--- Start ---
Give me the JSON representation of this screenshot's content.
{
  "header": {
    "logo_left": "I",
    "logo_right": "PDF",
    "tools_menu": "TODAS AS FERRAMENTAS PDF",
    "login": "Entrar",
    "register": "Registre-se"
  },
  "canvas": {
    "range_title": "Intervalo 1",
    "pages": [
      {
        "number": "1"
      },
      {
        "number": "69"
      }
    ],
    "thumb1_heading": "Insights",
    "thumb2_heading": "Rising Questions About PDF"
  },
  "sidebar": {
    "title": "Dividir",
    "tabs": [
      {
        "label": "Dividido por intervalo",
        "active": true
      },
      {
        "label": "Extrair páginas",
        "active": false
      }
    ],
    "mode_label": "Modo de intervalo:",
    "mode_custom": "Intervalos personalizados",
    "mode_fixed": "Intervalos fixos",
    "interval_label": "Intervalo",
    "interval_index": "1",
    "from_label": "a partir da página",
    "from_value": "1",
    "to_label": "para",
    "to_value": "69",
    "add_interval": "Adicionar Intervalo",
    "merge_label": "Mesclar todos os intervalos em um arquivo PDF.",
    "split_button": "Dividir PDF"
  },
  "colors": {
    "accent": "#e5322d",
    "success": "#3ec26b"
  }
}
--- End ---
--- Start ---
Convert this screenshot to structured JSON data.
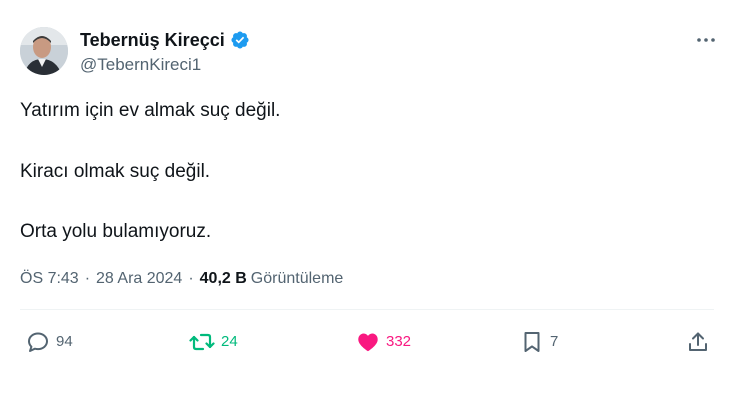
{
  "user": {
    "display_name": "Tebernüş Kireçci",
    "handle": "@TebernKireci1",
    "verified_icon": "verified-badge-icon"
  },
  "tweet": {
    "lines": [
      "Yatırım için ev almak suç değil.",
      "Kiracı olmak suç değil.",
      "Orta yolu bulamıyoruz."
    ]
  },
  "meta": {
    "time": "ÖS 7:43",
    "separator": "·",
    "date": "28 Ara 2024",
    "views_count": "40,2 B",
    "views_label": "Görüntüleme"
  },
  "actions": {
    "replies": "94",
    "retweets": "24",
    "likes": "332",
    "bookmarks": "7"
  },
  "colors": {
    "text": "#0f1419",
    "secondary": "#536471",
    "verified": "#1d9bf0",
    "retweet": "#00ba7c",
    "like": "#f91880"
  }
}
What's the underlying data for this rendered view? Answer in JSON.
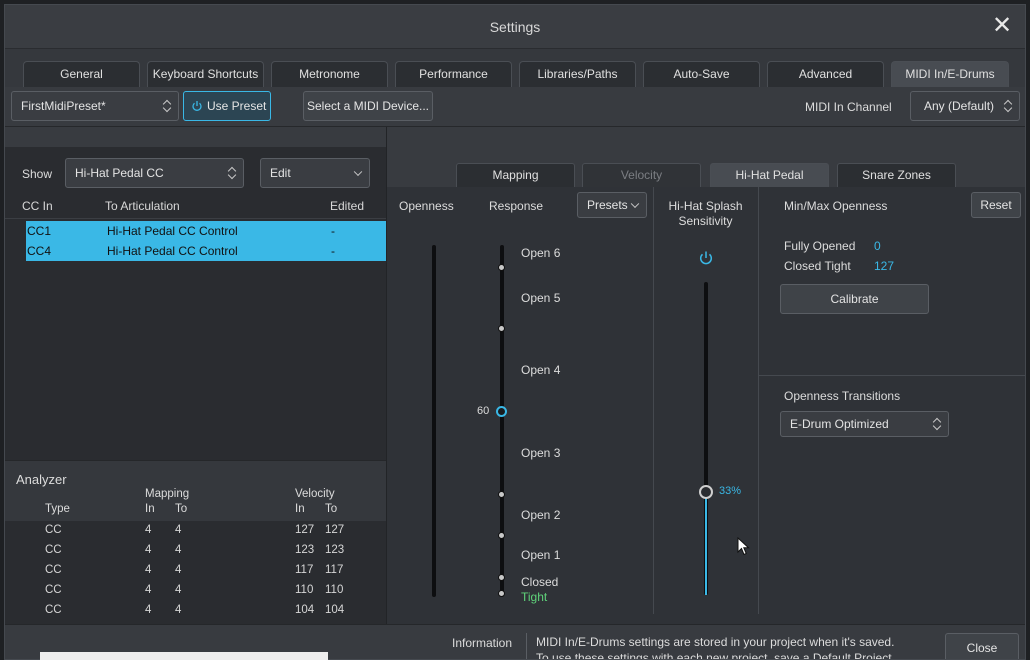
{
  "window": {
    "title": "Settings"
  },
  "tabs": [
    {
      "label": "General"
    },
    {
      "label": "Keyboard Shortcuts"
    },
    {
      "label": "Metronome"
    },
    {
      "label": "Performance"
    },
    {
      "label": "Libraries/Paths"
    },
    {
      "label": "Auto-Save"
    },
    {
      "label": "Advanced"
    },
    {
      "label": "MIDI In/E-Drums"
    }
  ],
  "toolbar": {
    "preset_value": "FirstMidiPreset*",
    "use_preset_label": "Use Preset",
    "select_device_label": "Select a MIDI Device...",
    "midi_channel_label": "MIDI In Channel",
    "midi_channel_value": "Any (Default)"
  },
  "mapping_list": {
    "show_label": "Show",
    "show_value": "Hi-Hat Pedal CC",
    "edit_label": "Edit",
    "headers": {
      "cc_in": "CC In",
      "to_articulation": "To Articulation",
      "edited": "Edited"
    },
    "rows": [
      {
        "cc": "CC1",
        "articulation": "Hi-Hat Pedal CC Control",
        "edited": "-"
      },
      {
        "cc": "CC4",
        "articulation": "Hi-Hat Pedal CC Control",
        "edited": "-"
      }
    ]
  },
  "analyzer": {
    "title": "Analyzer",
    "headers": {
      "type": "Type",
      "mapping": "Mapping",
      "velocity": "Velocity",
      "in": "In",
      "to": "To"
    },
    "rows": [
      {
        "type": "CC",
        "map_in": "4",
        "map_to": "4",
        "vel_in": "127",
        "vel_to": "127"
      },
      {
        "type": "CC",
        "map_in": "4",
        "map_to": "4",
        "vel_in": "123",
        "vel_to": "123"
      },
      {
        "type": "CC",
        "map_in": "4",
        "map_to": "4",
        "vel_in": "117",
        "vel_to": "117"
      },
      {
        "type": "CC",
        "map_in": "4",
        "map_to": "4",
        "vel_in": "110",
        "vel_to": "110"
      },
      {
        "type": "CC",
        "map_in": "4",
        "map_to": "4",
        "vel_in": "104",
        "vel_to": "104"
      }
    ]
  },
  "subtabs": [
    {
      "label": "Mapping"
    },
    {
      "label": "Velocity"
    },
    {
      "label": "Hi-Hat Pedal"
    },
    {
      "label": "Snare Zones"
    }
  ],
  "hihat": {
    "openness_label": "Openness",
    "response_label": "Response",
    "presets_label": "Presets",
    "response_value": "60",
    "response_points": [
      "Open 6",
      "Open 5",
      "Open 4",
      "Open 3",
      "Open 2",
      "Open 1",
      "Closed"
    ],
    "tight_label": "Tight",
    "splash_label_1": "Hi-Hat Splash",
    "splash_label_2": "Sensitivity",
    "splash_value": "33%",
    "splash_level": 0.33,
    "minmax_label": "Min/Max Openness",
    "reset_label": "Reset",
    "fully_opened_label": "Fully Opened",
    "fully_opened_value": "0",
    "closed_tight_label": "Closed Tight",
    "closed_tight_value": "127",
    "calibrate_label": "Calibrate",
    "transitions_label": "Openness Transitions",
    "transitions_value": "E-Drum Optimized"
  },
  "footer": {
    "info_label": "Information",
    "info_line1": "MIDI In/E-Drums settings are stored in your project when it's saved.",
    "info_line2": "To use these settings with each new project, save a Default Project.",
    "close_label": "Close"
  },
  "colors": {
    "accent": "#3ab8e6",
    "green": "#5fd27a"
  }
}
--- End ---
--- Start ---
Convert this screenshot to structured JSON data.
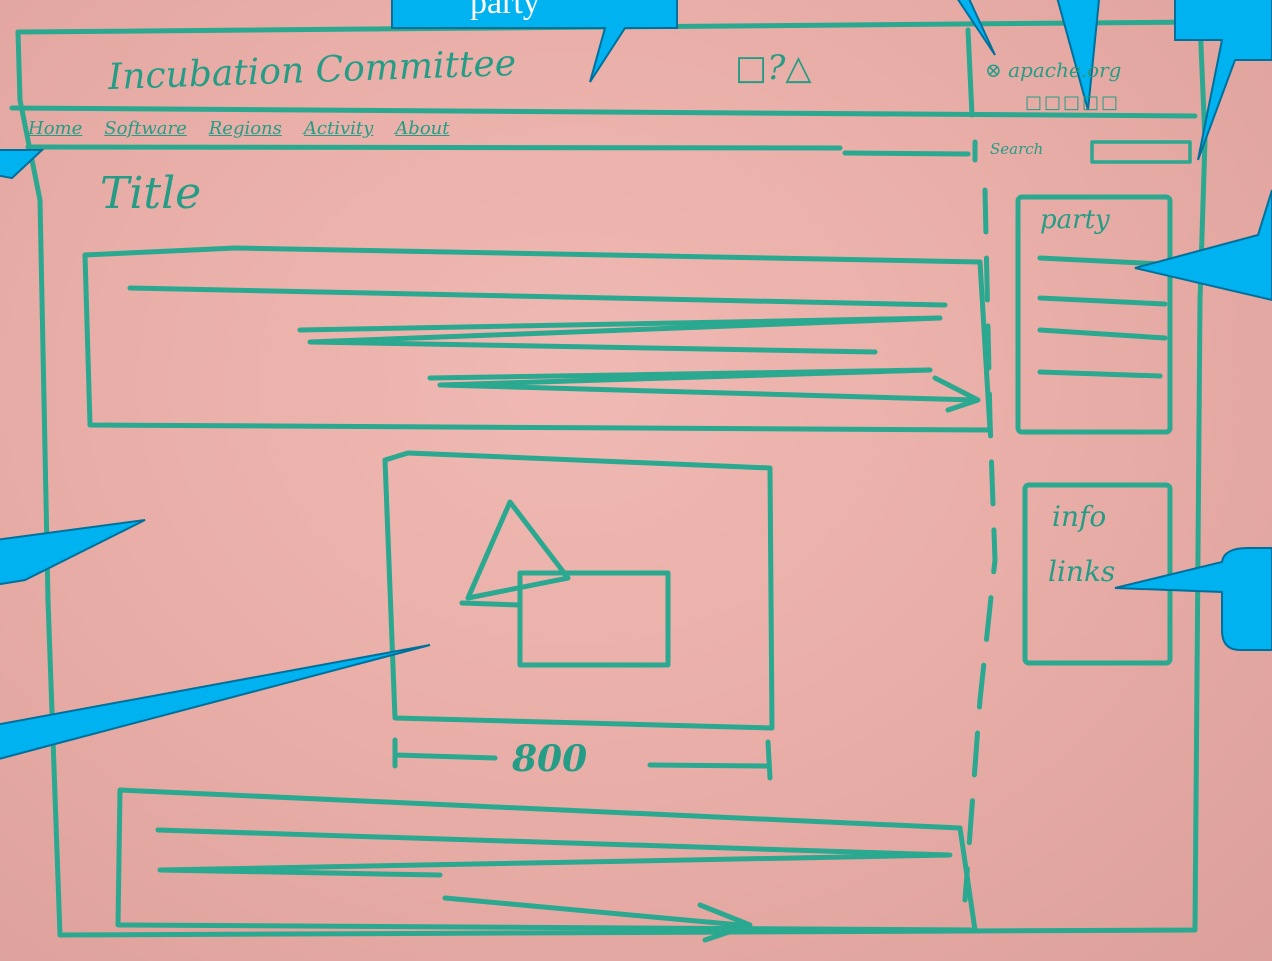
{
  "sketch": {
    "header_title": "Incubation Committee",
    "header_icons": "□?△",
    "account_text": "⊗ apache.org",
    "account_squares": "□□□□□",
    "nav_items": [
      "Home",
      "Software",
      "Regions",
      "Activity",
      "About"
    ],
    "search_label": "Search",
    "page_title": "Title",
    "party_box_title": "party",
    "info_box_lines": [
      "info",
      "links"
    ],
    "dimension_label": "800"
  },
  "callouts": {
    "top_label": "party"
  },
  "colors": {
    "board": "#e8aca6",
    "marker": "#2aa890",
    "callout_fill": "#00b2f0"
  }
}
--- End ---
Set task: From the listing, copy each line containing the word "party".

Task result:
    "party_box_title": "party",
    "top_label": "party"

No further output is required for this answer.